BEGIN MATERIALS PROVIDED
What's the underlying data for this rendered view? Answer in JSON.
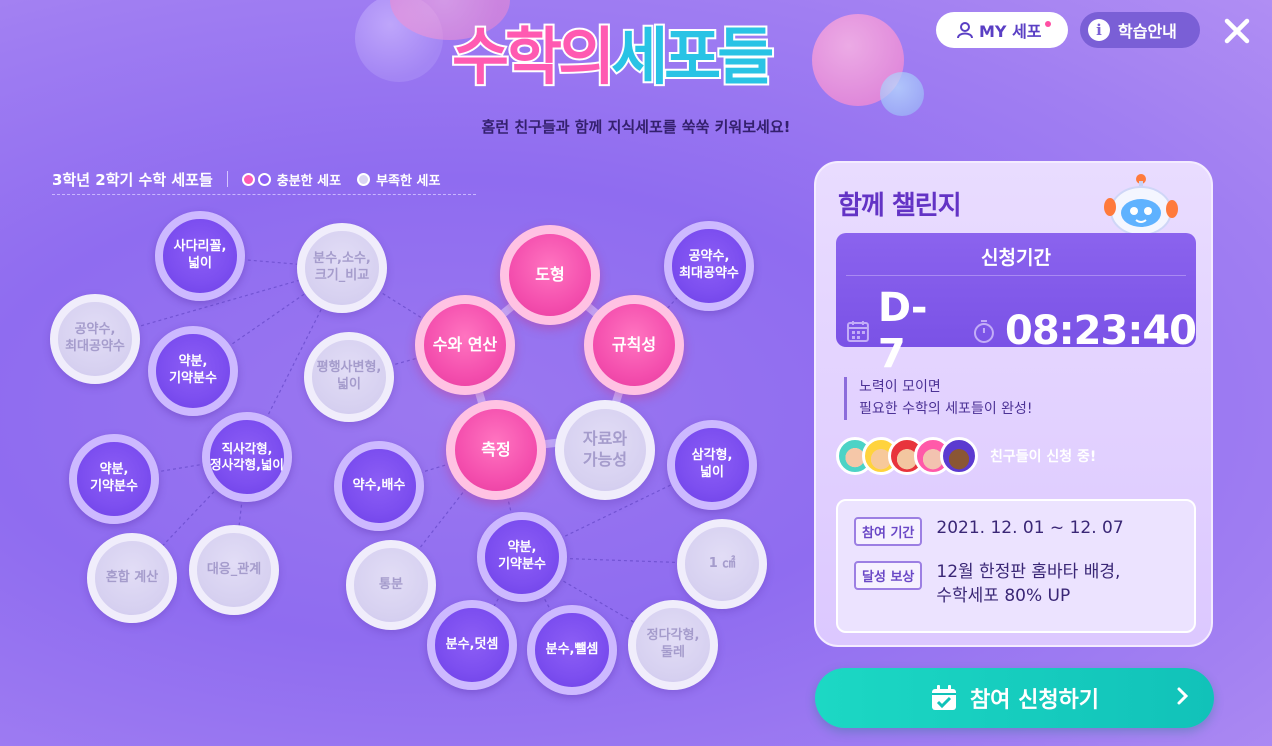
{
  "header": {
    "logo": {
      "part1": "수학의",
      "part2": "세포들"
    },
    "subtitle": "홈런 친구들과 함께 지식세포를 쑥쑥 키워보세요!",
    "my_cell_label": "MY 세포",
    "guide_label": "학습안내"
  },
  "legend": {
    "title": "3학년 2학기 수학 세포들",
    "sufficient": "충분한 세포",
    "insufficient": "부족한 세포"
  },
  "nodes": [
    {
      "label": "도형",
      "status": "sufficient"
    },
    {
      "label": "수와 연산",
      "status": "sufficient"
    },
    {
      "label": "규칙성",
      "status": "sufficient"
    },
    {
      "label": "측정",
      "status": "sufficient"
    },
    {
      "label": "자료와\n가능성",
      "status": "insufficient"
    },
    {
      "label": "사다리꼴,\n넓이",
      "status": "active"
    },
    {
      "label": "분수,소수,\n크기_비교",
      "status": "insufficient"
    },
    {
      "label": "공약수,\n최대공약수",
      "status": "insufficient"
    },
    {
      "label": "약분,\n기약분수",
      "status": "active"
    },
    {
      "label": "평행사변형,\n넓이",
      "status": "insufficient"
    },
    {
      "label": "직사각형,\n정사각형,넓이",
      "status": "active"
    },
    {
      "label": "약분,\n기약분수",
      "status": "active"
    },
    {
      "label": "혼합 계산",
      "status": "insufficient"
    },
    {
      "label": "대응_관계",
      "status": "insufficient"
    },
    {
      "label": "약수,배수",
      "status": "active"
    },
    {
      "label": "통분",
      "status": "insufficient"
    },
    {
      "label": "공약수,\n최대공약수",
      "status": "active"
    },
    {
      "label": "삼각형,\n넓이",
      "status": "active"
    },
    {
      "label": "약분,\n기약분수",
      "status": "active"
    },
    {
      "label": "1 ㎠",
      "status": "insufficient"
    },
    {
      "label": "분수,덧셈",
      "status": "active"
    },
    {
      "label": "분수,뺄셈",
      "status": "active"
    },
    {
      "label": "정다각형,\n둘레",
      "status": "insufficient"
    }
  ],
  "challenge": {
    "title": "함께 챌린지",
    "period_label": "신청기간",
    "d_day": "D-7",
    "timer": "08:23:40",
    "notice_line1": "노력이 모이면",
    "notice_line2": "필요한 수학의 세포들이 완성!",
    "friends_text": "친구들이 신청 중!",
    "period_tag": "참여 기간",
    "period_value": "2021. 12. 01 ~ 12. 07",
    "reward_tag": "달성 보상",
    "reward_line1": "12월 한정판 홈바타 배경,",
    "reward_line2": "수학세포 80% UP",
    "cta_label": "참여 신청하기"
  },
  "colors": {
    "background": "#9274f0",
    "sufficient": "#f44fae",
    "active": "#7d4ff0",
    "insufficient": "#d6d0f0",
    "cta": "#1cd8c4",
    "panel": "#e3d3ff"
  }
}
END MATERIALS PROVIDED
## WRITTEN PROBLEM
Exact duplication of all the records is required; pictures are omitted from the copy.

## THE RESULT
What's the underlying data for this rendered view? Answer in JSON.
{
  "header": {
    "logo": {
      "part1": "수학의",
      "part2": "세포들"
    },
    "subtitle": "홈런 친구들과 함께 지식세포를 쑥쑥 키워보세요!",
    "my_cell_label": "MY 세포",
    "guide_label": "학습안내"
  },
  "legend": {
    "title": "3학년 2학기 수학 세포들",
    "sufficient": "충분한 세포",
    "insufficient": "부족한 세포"
  },
  "nodes": [
    {
      "label": "도형",
      "status": "sufficient"
    },
    {
      "label": "수와 연산",
      "status": "sufficient"
    },
    {
      "label": "규칙성",
      "status": "sufficient"
    },
    {
      "label": "측정",
      "status": "sufficient"
    },
    {
      "label": "자료와\n가능성",
      "status": "insufficient"
    },
    {
      "label": "사다리꼴,\n넓이",
      "status": "active"
    },
    {
      "label": "분수,소수,\n크기_비교",
      "status": "insufficient"
    },
    {
      "label": "공약수,\n최대공약수",
      "status": "insufficient"
    },
    {
      "label": "약분,\n기약분수",
      "status": "active"
    },
    {
      "label": "평행사변형,\n넓이",
      "status": "insufficient"
    },
    {
      "label": "직사각형,\n정사각형,넓이",
      "status": "active"
    },
    {
      "label": "약분,\n기약분수",
      "status": "active"
    },
    {
      "label": "혼합 계산",
      "status": "insufficient"
    },
    {
      "label": "대응_관계",
      "status": "insufficient"
    },
    {
      "label": "약수,배수",
      "status": "active"
    },
    {
      "label": "통분",
      "status": "insufficient"
    },
    {
      "label": "공약수,\n최대공약수",
      "status": "active"
    },
    {
      "label": "삼각형,\n넓이",
      "status": "active"
    },
    {
      "label": "약분,\n기약분수",
      "status": "active"
    },
    {
      "label": "1 ㎠",
      "status": "insufficient"
    },
    {
      "label": "분수,덧셈",
      "status": "active"
    },
    {
      "label": "분수,뺄셈",
      "status": "active"
    },
    {
      "label": "정다각형,\n둘레",
      "status": "insufficient"
    }
  ],
  "challenge": {
    "title": "함께 챌린지",
    "period_label": "신청기간",
    "d_day": "D-7",
    "timer": "08:23:40",
    "notice_line1": "노력이 모이면",
    "notice_line2": "필요한 수학의 세포들이 완성!",
    "friends_text": "친구들이 신청 중!",
    "period_tag": "참여 기간",
    "period_value": "2021. 12. 01 ~ 12. 07",
    "reward_tag": "달성 보상",
    "reward_line1": "12월 한정판 홈바타 배경,",
    "reward_line2": "수학세포 80% UP",
    "cta_label": "참여 신청하기"
  },
  "colors": {
    "background": "#9274f0",
    "sufficient": "#f44fae",
    "active": "#7d4ff0",
    "insufficient": "#d6d0f0",
    "cta": "#1cd8c4",
    "panel": "#e3d3ff"
  }
}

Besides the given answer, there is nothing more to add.